### [Text under study]
··········
Building Ventral Vagal Capacity:
The key is creating more "safety cues" that signal to your nervous system that you're not in danger. This includes safe relationships, predictable environments, and practices that engage the ventral vagal system like singing, humming, breathing exercises, or connecting with others. Our therapists can help you identify and build these safety cues in your daily life.
Co-regulation:
Your nervous system can borrow safety from others. Being with people who are in a ventral vagal state can help shift your own state. This is why the therapeutic relationship itself is healing—our clinicians provide a regulated presence that your nervous system can attune to. This is also why safe relationships outside of therapy are so crucial for healing.
Body-Based Approaches:
At Being and Becoming, we recognize that trauma and stress live in the body. Our wellness services include approaches that help you reconnect with your body in safe ways, release stored tension, and build awareness of your nervous system states. Because trauma often disconnects us from our bodies, gentle somatic work can be transformative.
Awareness Without Judgment:
Simply noticing where you are on the autonomic ladder—without judgment—begins to create flexibility. "I'm in sympathetic activation right now" is different from "I'm a bad person for being angry." Our therapists help you develop this compassionate awareness of your nervous system states.
Glimmers and Anchors:
Learn to notice "glimmers"—small moments of safety and connection that activate your ventral vagal system. Build anchors—practices, places, or people that help you access safety. These might be as simple as petting your dog, listening to a favorite song, or feeling sunlight on your face. We help clients identify their personal glimmers and anchors.
Creating More Safety in Your Environment:
Sometimes healing requires making practical changes to create more safety in your life—setting boundaries, leaving harmful relationships, or changing overwhelming situations. Our trauma-informed approach helps you assess what changes are necessary and supports you in making them at your own pace.
··········
### [Given information]

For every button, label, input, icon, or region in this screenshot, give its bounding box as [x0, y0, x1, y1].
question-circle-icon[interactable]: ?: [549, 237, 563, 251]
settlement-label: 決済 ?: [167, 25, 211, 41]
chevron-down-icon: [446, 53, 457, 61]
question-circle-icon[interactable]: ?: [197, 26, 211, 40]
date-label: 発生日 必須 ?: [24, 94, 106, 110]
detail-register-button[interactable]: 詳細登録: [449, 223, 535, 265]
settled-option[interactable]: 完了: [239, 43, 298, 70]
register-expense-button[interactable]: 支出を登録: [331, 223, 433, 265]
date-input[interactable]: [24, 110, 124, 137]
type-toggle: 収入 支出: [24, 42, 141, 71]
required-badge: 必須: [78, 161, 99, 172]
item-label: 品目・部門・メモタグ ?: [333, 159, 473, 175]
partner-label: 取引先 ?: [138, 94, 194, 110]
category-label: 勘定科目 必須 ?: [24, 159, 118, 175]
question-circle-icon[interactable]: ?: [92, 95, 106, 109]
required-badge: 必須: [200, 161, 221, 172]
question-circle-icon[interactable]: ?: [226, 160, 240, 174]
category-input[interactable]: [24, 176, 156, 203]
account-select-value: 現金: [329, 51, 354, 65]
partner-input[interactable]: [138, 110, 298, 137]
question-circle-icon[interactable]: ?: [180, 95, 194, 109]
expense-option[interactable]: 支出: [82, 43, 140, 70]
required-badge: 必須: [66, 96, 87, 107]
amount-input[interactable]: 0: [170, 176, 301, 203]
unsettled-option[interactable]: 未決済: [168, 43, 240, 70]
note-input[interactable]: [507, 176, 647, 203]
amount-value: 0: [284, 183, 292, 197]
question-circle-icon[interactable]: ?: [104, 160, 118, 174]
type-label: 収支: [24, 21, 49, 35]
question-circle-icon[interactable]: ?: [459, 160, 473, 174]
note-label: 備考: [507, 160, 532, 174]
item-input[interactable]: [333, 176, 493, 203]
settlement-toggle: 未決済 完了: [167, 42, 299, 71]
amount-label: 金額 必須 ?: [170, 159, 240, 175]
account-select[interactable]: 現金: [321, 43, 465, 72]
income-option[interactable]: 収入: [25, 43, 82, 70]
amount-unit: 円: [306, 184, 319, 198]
··········
### [Work instruction]
Rewrite the passage on nervous system safety from "Building Ventral Vagal" up to and including "crucial for healing.", swapping "safety cues" for "signals of safety".

### [Answer area]
Building Ventral Vagal Capacity:
The key is creating more "signals of safety" that signal to your nervous system that you're not in danger. This includes safe relationships, predictable environments, and practices that engage the ventral vagal system like singing, humming, breathing exercises, or connecting with others. Our therapists can help you identify and build these signals of safety in your daily life.
Co-regulation:
Your nervous system can borrow safety from others. Being with people who are in a ventral vagal state can help shift your own state. This is why the therapeutic relationship itself is healing—our clinicians provide a regulated presence that your nervous system can attune to. This is also why safe relationships outside of therapy are so crucial for healing.